Prompt. Go through the data and copy every line exactly, but not the images.

Provided entries.
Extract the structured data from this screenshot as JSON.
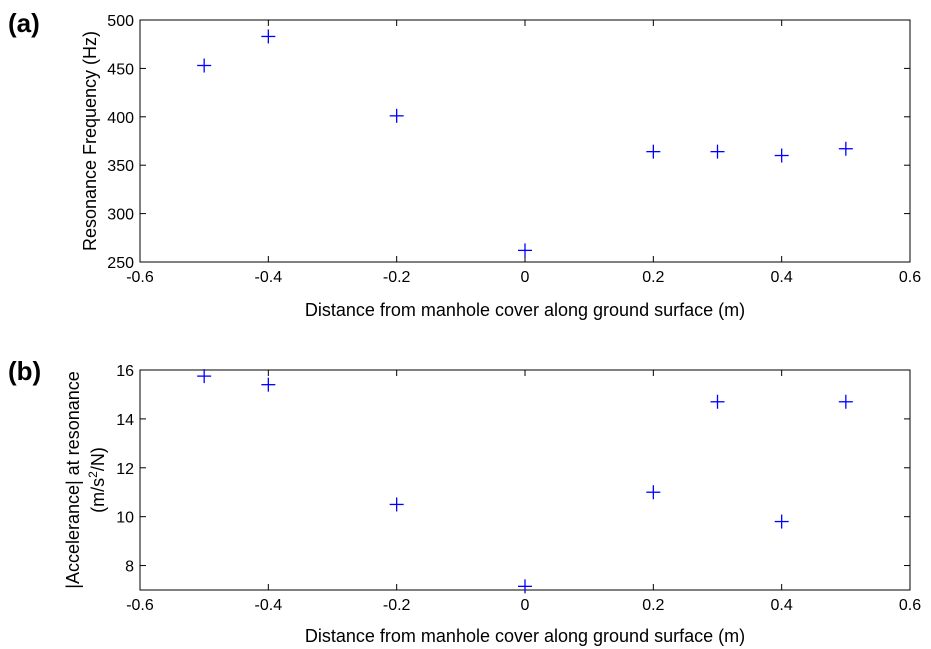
{
  "chart_data": [
    {
      "type": "scatter",
      "panel_label": "(a)",
      "xlabel": "Distance from manhole cover along ground surface (m)",
      "ylabel": "Resonance Frequency (Hz)",
      "xlim": [
        -0.6,
        0.6
      ],
      "ylim": [
        250,
        500
      ],
      "xticks": [
        "-0.6",
        "-0.4",
        "-0.2",
        "0",
        "0.2",
        "0.4",
        "0.6"
      ],
      "yticks": [
        "250",
        "300",
        "350",
        "400",
        "450",
        "500"
      ],
      "marker": "+",
      "marker_color": "#0000ff",
      "grid": false,
      "x": [
        -0.5,
        -0.4,
        -0.2,
        0,
        0.2,
        0.3,
        0.4,
        0.5
      ],
      "y": [
        453,
        483,
        401,
        262,
        364,
        364,
        360,
        367
      ]
    },
    {
      "type": "scatter",
      "panel_label": "(b)",
      "xlabel": "Distance from manhole cover along ground surface (m)",
      "ylabel": "|Accelerance| at resonance",
      "ylabel_unit": "(m/s",
      "ylabel_unit_sup": "2",
      "ylabel_unit_tail": "/N)",
      "xlim": [
        -0.6,
        0.6
      ],
      "ylim": [
        7,
        16
      ],
      "xticks": [
        "-0.6",
        "-0.4",
        "-0.2",
        "0",
        "0.2",
        "0.4",
        "0.6"
      ],
      "yticks": [
        "8",
        "10",
        "12",
        "14",
        "16"
      ],
      "marker": "+",
      "marker_color": "#0000ff",
      "grid": false,
      "x": [
        -0.5,
        -0.4,
        -0.2,
        0,
        0.2,
        0.3,
        0.4,
        0.5
      ],
      "y": [
        15.75,
        15.4,
        10.5,
        7.15,
        11.0,
        14.7,
        9.8,
        14.7
      ]
    }
  ]
}
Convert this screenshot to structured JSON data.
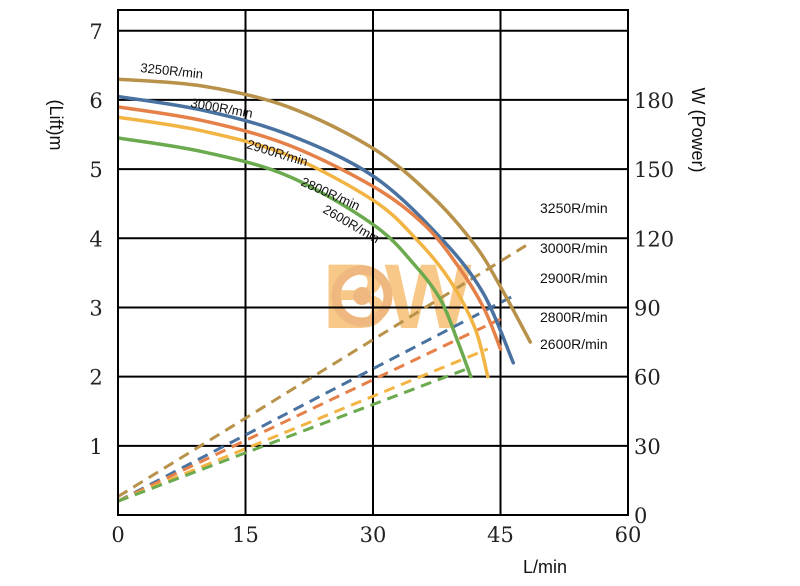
{
  "chart_data": {
    "type": "line",
    "x_axis": {
      "label": "L/min",
      "range": [
        0,
        60
      ],
      "ticks": [
        "0",
        "15",
        "30",
        "45",
        "60"
      ]
    },
    "y_axis_left": {
      "label": "(Lift)m",
      "range": [
        0,
        7
      ],
      "ticks": [
        "1",
        "2",
        "3",
        "4",
        "5",
        "6",
        "7"
      ]
    },
    "y_axis_right": {
      "label": "W (Power)",
      "range": [
        0,
        210
      ],
      "ticks": [
        "0",
        "30",
        "60",
        "90",
        "120",
        "150",
        "180"
      ]
    },
    "grid": true,
    "watermark": "BW",
    "lift_series": [
      {
        "name": "3250R/min",
        "color": "#B8924A",
        "x": [
          0,
          10,
          20,
          30,
          37,
          42,
          45,
          48.5
        ],
        "y": [
          6.3,
          6.2,
          5.9,
          5.3,
          4.6,
          3.9,
          3.3,
          2.5
        ]
      },
      {
        "name": "3000R/min",
        "color": "#4A72A0",
        "x": [
          0,
          10,
          20,
          30,
          38,
          43,
          46.5
        ],
        "y": [
          6.05,
          5.85,
          5.5,
          4.9,
          4.0,
          3.2,
          2.2
        ]
      },
      {
        "name": "2900R/min",
        "color": "#E58049",
        "x": [
          0,
          10,
          20,
          30,
          36,
          40,
          43,
          45
        ],
        "y": [
          5.9,
          5.7,
          5.35,
          4.75,
          4.2,
          3.6,
          3.0,
          2.4
        ]
      },
      {
        "name": "2800R/min",
        "color": "#F2B443",
        "x": [
          0,
          10,
          20,
          30,
          35,
          39,
          42,
          43.5
        ],
        "y": [
          5.75,
          5.55,
          5.2,
          4.55,
          4.0,
          3.4,
          2.7,
          2.0
        ]
      },
      {
        "name": "2600R/min",
        "color": "#6BAA4F",
        "x": [
          0,
          10,
          20,
          30,
          35,
          38,
          40,
          41.5
        ],
        "y": [
          5.45,
          5.25,
          4.9,
          4.2,
          3.6,
          3.1,
          2.5,
          2.0
        ]
      }
    ],
    "power_series": [
      {
        "name": "3250R/min",
        "color": "#B8924A",
        "x": [
          0,
          48.5
        ],
        "y": [
          8,
          118
        ]
      },
      {
        "name": "3000R/min",
        "color": "#4A72A0",
        "x": [
          0,
          46.5
        ],
        "y": [
          6,
          95
        ]
      },
      {
        "name": "2900R/min",
        "color": "#E58049",
        "x": [
          0,
          45
        ],
        "y": [
          6,
          85
        ]
      },
      {
        "name": "2800R/min",
        "color": "#F2B443",
        "x": [
          0,
          43.5
        ],
        "y": [
          6,
          72
        ]
      },
      {
        "name": "2600R/min",
        "color": "#6BAA4F",
        "x": [
          0,
          41.5
        ],
        "y": [
          6,
          64
        ]
      }
    ]
  }
}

Result of this task.
Extract the structured data from this screenshot as JSON.
{
  "chart_data": [
    {
      "type": "scatter",
      "panel_label": "(a)",
      "xlabel": "Distance from manhole cover along ground surface (m)",
      "ylabel": "Resonance Frequency (Hz)",
      "xlim": [
        -0.6,
        0.6
      ],
      "ylim": [
        250,
        500
      ],
      "xticks": [
        "-0.6",
        "-0.4",
        "-0.2",
        "0",
        "0.2",
        "0.4",
        "0.6"
      ],
      "yticks": [
        "250",
        "300",
        "350",
        "400",
        "450",
        "500"
      ],
      "marker": "+",
      "marker_color": "#0000ff",
      "grid": false,
      "x": [
        -0.5,
        -0.4,
        -0.2,
        0,
        0.2,
        0.3,
        0.4,
        0.5
      ],
      "y": [
        453,
        483,
        401,
        262,
        364,
        364,
        360,
        367
      ]
    },
    {
      "type": "scatter",
      "panel_label": "(b)",
      "xlabel": "Distance from manhole cover along ground surface (m)",
      "ylabel": "|Accelerance| at resonance",
      "ylabel_unit": "(m/s",
      "ylabel_unit_sup": "2",
      "ylabel_unit_tail": "/N)",
      "xlim": [
        -0.6,
        0.6
      ],
      "ylim": [
        7,
        16
      ],
      "xticks": [
        "-0.6",
        "-0.4",
        "-0.2",
        "0",
        "0.2",
        "0.4",
        "0.6"
      ],
      "yticks": [
        "8",
        "10",
        "12",
        "14",
        "16"
      ],
      "marker": "+",
      "marker_color": "#0000ff",
      "grid": false,
      "x": [
        -0.5,
        -0.4,
        -0.2,
        0,
        0.2,
        0.3,
        0.4,
        0.5
      ],
      "y": [
        15.75,
        15.4,
        10.5,
        7.15,
        11.0,
        14.7,
        9.8,
        14.7
      ]
    }
  ]
}
Convert this screenshot to structured JSON data.
{
  "chart_data": {
    "type": "line",
    "x_axis": {
      "label": "L/min",
      "range": [
        0,
        60
      ],
      "ticks": [
        "0",
        "15",
        "30",
        "45",
        "60"
      ]
    },
    "y_axis_left": {
      "label": "(Lift)m",
      "range": [
        0,
        7
      ],
      "ticks": [
        "1",
        "2",
        "3",
        "4",
        "5",
        "6",
        "7"
      ]
    },
    "y_axis_right": {
      "label": "W (Power)",
      "range": [
        0,
        210
      ],
      "ticks": [
        "0",
        "30",
        "60",
        "90",
        "120",
        "150",
        "180"
      ]
    },
    "grid": true,
    "watermark": "BW",
    "lift_series": [
      {
        "name": "3250R/min",
        "color": "#B8924A",
        "x": [
          0,
          10,
          20,
          30,
          37,
          42,
          45,
          48.5
        ],
        "y": [
          6.3,
          6.2,
          5.9,
          5.3,
          4.6,
          3.9,
          3.3,
          2.5
        ]
      },
      {
        "name": "3000R/min",
        "color": "#4A72A0",
        "x": [
          0,
          10,
          20,
          30,
          38,
          43,
          46.5
        ],
        "y": [
          6.05,
          5.85,
          5.5,
          4.9,
          4.0,
          3.2,
          2.2
        ]
      },
      {
        "name": "2900R/min",
        "color": "#E58049",
        "x": [
          0,
          10,
          20,
          30,
          36,
          40,
          43,
          45
        ],
        "y": [
          5.9,
          5.7,
          5.35,
          4.75,
          4.2,
          3.6,
          3.0,
          2.4
        ]
      },
      {
        "name": "2800R/min",
        "color": "#F2B443",
        "x": [
          0,
          10,
          20,
          30,
          35,
          39,
          42,
          43.5
        ],
        "y": [
          5.75,
          5.55,
          5.2,
          4.55,
          4.0,
          3.4,
          2.7,
          2.0
        ]
      },
      {
        "name": "2600R/min",
        "color": "#6BAA4F",
        "x": [
          0,
          10,
          20,
          30,
          35,
          38,
          40,
          41.5
        ],
        "y": [
          5.45,
          5.25,
          4.9,
          4.2,
          3.6,
          3.1,
          2.5,
          2.0
        ]
      }
    ],
    "power_series": [
      {
        "name": "3250R/min",
        "color": "#B8924A",
        "x": [
          0,
          48.5
        ],
        "y": [
          8,
          118
        ]
      },
      {
        "name": "3000R/min",
        "color": "#4A72A0",
        "x": [
          0,
          46.5
        ],
        "y": [
          6,
          95
        ]
      },
      {
        "name": "2900R/min",
        "color": "#E58049",
        "x": [
          0,
          45
        ],
        "y": [
          6,
          85
        ]
      },
      {
        "name": "2800R/min",
        "color": "#F2B443",
        "x": [
          0,
          43.5
        ],
        "y": [
          6,
          72
        ]
      },
      {
        "name": "2600R/min",
        "color": "#6BAA4F",
        "x": [
          0,
          41.5
        ],
        "y": [
          6,
          64
        ]
      }
    ]
  }
}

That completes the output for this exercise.